START Data records

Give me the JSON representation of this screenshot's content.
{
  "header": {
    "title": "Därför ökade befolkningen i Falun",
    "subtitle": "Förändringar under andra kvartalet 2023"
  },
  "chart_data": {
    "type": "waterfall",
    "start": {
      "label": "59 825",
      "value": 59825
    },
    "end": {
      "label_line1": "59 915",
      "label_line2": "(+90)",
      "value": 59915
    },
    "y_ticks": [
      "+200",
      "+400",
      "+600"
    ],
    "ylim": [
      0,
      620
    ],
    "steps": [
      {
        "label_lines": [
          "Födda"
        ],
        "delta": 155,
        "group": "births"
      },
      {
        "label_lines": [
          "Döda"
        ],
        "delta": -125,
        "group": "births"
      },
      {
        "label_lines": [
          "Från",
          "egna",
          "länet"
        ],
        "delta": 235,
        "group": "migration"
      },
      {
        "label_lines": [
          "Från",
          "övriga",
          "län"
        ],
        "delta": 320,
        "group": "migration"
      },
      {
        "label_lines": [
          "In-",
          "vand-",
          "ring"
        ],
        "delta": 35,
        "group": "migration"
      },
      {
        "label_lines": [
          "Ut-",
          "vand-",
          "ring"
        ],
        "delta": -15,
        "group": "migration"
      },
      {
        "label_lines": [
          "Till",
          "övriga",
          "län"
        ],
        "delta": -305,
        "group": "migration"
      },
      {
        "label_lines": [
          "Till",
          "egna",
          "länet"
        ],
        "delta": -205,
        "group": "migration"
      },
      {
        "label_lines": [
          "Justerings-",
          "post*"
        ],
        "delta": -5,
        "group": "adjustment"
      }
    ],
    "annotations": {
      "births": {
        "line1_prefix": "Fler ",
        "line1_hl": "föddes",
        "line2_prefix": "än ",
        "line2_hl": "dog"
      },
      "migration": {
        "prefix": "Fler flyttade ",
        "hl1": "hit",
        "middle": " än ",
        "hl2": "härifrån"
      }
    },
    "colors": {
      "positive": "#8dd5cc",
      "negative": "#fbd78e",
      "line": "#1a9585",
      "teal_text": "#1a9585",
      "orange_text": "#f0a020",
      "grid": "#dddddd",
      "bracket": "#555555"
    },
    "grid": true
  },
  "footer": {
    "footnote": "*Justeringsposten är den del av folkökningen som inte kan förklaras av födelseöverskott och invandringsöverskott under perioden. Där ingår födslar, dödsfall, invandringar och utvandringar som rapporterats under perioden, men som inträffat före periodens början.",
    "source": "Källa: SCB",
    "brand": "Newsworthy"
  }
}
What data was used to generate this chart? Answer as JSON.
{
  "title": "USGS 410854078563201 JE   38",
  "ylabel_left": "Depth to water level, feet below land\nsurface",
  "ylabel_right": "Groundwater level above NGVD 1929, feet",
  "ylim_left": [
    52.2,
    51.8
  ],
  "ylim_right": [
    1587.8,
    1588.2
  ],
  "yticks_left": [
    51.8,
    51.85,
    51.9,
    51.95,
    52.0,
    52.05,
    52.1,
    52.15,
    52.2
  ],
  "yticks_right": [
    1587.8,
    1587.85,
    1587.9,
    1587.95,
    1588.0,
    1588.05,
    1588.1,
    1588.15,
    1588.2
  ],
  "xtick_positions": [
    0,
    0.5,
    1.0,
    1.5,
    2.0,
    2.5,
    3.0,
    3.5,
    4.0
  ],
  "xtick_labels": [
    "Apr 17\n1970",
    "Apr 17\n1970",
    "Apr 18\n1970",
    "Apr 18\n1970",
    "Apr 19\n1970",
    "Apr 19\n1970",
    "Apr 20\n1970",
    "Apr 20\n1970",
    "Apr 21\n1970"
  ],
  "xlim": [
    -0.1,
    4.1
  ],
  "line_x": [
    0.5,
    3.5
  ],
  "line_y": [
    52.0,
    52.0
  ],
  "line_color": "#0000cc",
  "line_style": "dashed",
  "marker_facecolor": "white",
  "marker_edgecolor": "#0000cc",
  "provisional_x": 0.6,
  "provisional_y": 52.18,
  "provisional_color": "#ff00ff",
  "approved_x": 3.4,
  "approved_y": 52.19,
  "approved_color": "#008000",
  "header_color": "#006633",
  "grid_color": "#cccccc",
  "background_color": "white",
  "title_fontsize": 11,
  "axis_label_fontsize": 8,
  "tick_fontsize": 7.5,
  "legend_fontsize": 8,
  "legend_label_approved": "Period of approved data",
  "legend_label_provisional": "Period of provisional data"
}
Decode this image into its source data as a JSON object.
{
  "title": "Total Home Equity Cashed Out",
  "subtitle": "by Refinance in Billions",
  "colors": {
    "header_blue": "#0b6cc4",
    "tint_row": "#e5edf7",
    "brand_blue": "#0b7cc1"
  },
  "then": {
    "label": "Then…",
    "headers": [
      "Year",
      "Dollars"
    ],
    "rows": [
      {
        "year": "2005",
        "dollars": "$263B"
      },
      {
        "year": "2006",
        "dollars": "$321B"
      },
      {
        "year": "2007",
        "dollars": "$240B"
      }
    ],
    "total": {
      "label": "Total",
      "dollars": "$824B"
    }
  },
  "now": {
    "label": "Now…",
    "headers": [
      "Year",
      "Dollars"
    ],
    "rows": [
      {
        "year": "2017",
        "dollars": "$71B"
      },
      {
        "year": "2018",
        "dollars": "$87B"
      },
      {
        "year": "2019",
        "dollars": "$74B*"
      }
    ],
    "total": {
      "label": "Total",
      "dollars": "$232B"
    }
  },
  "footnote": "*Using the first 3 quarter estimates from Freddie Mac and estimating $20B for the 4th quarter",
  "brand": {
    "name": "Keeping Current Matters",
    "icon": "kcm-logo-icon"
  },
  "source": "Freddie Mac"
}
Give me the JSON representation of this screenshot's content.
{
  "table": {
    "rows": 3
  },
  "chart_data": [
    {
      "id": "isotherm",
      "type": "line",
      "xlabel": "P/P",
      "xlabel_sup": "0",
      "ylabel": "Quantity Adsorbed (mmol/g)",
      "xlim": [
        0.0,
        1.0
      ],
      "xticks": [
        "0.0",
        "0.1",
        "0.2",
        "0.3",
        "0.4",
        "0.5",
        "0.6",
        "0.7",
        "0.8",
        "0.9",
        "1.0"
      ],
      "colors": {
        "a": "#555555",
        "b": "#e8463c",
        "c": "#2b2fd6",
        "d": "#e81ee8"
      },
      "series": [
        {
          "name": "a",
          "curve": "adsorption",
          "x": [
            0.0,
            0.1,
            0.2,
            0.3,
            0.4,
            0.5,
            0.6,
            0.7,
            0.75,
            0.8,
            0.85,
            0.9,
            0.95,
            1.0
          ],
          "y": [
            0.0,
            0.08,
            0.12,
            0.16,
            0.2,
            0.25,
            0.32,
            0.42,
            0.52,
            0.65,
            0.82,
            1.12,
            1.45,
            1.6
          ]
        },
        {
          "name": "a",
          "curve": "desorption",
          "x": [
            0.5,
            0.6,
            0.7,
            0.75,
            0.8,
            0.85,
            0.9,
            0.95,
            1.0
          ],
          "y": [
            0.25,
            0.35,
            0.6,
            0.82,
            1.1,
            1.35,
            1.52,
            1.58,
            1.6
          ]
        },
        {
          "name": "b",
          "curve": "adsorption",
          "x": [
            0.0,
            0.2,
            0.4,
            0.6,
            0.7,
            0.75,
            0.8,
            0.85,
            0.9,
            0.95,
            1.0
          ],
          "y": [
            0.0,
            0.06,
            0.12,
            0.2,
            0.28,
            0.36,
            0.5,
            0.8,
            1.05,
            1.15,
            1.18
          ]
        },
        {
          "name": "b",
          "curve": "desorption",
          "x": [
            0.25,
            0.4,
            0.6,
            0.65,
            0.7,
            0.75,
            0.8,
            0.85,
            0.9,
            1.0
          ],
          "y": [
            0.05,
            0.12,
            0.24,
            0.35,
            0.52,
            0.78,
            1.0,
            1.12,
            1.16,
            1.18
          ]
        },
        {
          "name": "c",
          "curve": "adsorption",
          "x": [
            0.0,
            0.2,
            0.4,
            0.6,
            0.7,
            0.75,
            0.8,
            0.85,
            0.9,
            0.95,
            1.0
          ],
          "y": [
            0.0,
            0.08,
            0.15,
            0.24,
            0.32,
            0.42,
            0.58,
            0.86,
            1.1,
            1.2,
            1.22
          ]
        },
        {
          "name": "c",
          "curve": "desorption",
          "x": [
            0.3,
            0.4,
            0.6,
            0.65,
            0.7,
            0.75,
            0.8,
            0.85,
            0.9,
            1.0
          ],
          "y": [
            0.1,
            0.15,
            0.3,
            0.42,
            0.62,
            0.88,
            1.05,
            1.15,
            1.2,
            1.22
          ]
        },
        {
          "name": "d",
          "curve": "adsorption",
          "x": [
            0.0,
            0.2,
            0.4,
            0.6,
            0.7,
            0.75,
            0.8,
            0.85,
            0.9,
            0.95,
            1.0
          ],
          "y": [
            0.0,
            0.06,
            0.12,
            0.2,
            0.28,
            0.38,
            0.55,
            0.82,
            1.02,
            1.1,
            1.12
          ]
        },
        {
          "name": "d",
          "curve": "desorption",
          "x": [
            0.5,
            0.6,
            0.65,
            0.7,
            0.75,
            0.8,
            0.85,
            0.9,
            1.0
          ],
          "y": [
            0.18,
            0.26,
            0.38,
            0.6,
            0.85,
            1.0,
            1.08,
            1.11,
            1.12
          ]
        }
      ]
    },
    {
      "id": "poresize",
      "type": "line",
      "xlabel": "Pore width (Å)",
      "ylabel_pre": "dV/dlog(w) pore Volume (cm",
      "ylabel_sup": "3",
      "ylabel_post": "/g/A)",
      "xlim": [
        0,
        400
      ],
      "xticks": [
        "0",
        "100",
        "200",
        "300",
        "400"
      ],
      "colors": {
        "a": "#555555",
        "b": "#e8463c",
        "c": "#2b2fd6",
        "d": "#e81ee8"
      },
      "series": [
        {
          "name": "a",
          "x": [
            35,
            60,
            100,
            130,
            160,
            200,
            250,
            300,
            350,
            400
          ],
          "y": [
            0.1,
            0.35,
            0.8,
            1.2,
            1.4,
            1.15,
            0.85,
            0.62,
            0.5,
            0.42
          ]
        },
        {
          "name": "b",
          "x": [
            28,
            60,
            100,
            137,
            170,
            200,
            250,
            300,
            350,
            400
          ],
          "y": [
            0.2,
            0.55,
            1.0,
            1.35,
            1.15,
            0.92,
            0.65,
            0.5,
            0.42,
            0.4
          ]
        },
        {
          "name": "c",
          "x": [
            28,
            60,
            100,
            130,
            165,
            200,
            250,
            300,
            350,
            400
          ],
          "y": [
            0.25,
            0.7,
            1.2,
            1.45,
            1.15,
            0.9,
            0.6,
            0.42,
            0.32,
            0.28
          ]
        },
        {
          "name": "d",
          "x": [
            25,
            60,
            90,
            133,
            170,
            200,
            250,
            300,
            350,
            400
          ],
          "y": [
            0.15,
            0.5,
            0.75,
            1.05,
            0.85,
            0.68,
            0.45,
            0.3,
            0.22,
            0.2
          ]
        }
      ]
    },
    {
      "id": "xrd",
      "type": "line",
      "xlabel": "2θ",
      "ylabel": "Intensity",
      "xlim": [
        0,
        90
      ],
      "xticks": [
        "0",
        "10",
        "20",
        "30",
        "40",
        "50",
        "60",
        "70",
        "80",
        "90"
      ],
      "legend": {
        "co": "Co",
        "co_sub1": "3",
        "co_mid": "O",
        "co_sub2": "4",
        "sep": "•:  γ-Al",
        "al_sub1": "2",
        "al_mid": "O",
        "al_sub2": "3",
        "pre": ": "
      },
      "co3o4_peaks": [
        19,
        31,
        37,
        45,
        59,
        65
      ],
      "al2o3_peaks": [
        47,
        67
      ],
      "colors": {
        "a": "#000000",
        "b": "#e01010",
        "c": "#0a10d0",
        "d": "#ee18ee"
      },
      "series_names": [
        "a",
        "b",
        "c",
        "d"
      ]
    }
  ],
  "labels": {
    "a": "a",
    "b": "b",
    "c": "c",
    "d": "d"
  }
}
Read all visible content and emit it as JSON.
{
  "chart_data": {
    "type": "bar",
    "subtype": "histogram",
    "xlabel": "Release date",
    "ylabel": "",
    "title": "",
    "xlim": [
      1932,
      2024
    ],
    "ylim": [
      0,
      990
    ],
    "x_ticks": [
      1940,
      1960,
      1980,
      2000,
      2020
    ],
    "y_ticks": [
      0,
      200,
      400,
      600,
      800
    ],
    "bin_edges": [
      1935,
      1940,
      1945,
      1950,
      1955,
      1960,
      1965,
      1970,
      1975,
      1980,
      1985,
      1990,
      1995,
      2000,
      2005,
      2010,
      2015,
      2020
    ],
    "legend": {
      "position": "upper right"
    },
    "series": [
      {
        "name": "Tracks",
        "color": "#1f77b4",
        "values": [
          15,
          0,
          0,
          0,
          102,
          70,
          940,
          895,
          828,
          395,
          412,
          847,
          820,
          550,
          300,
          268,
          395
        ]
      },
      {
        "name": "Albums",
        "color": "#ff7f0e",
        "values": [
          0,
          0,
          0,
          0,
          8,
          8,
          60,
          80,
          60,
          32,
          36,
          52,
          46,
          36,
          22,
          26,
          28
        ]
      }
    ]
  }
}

END Data records

Aim: Write down only the number of lines that contain the string "subtitle" in the listing.

Solution for this task: 2